**TASK:** Where a line contains the word "apps", copy that line in full.

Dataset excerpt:
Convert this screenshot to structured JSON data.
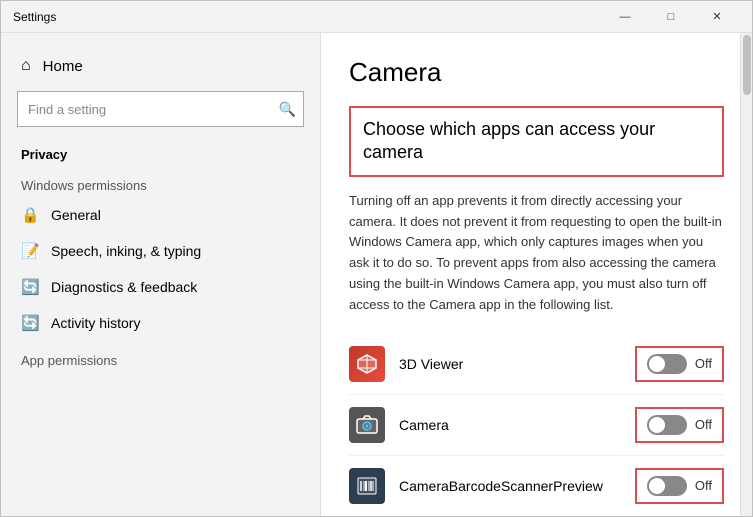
{
  "window": {
    "title": "Settings",
    "controls": {
      "minimize": "—",
      "maximize": "□",
      "close": "✕"
    }
  },
  "sidebar": {
    "home_label": "Home",
    "search_placeholder": "Find a setting",
    "privacy_section": "Privacy",
    "windows_permissions_section": "Windows permissions",
    "nav_items": [
      {
        "id": "general",
        "label": "General",
        "icon": "🔒"
      },
      {
        "id": "speech",
        "label": "Speech, inking, & typing",
        "icon": "📝"
      },
      {
        "id": "diagnostics",
        "label": "Diagnostics & feedback",
        "icon": "🔄"
      },
      {
        "id": "activity",
        "label": "Activity history",
        "icon": "🔄"
      }
    ],
    "app_permissions_section": "App permissions"
  },
  "main": {
    "page_title": "Camera",
    "highlighted_heading": "Choose which apps can access your camera",
    "description": "Turning off an app prevents it from directly accessing your camera. It does not prevent it from requesting to open the built-in Windows Camera app, which only captures images when you ask it to do so. To prevent apps from also accessing the camera using the built-in Windows Camera app, you must also turn off access to the Camera app in the following list.",
    "apps": [
      {
        "id": "3dviewer",
        "name": "3D Viewer",
        "icon_label": "3D",
        "toggle_state": "Off"
      },
      {
        "id": "camera",
        "name": "Camera",
        "icon_label": "📷",
        "toggle_state": "Off"
      },
      {
        "id": "barcode",
        "name": "CameraBarcodeScannerPreview",
        "icon_label": "📷",
        "toggle_state": "Off"
      }
    ]
  }
}
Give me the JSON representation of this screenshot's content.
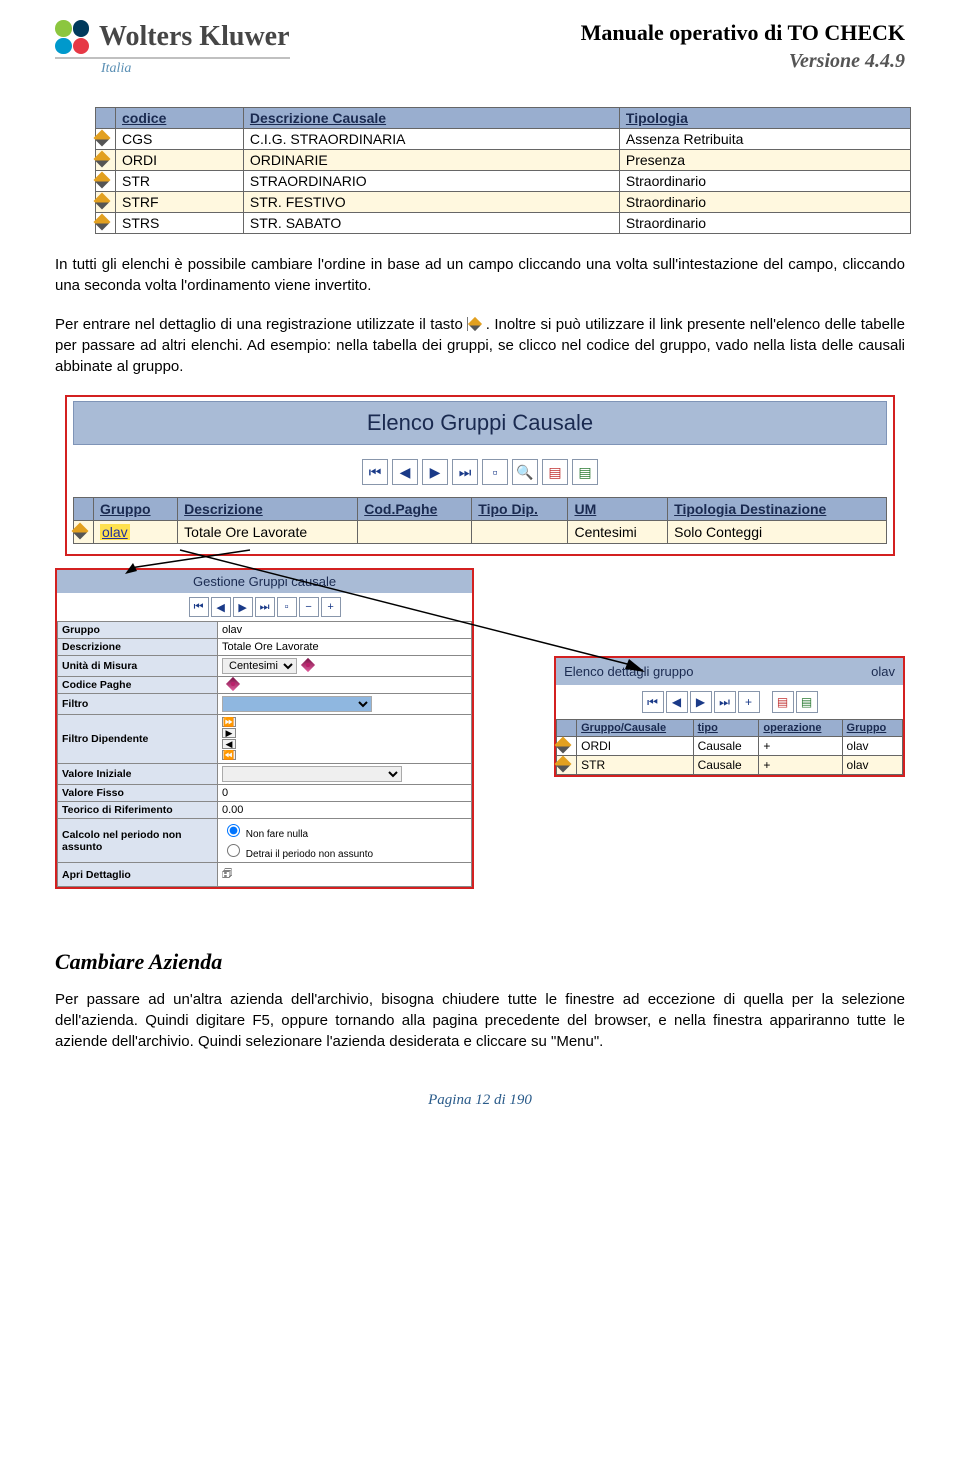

**EXERCISE RESPONSE:**
    "highlighted_heading": "Choose which apps can access your camera",
    "description": "Turning off an app prevents it from directly accessing your camera. It does not prevent it from requesting to open the built-in Windows Camera app, which only captures images when you ask it to do so. To prevent apps from also accessing the camera using the built-in Windows Camera app, you must also turn off access to the Camera app in the following list.",
    "apps": [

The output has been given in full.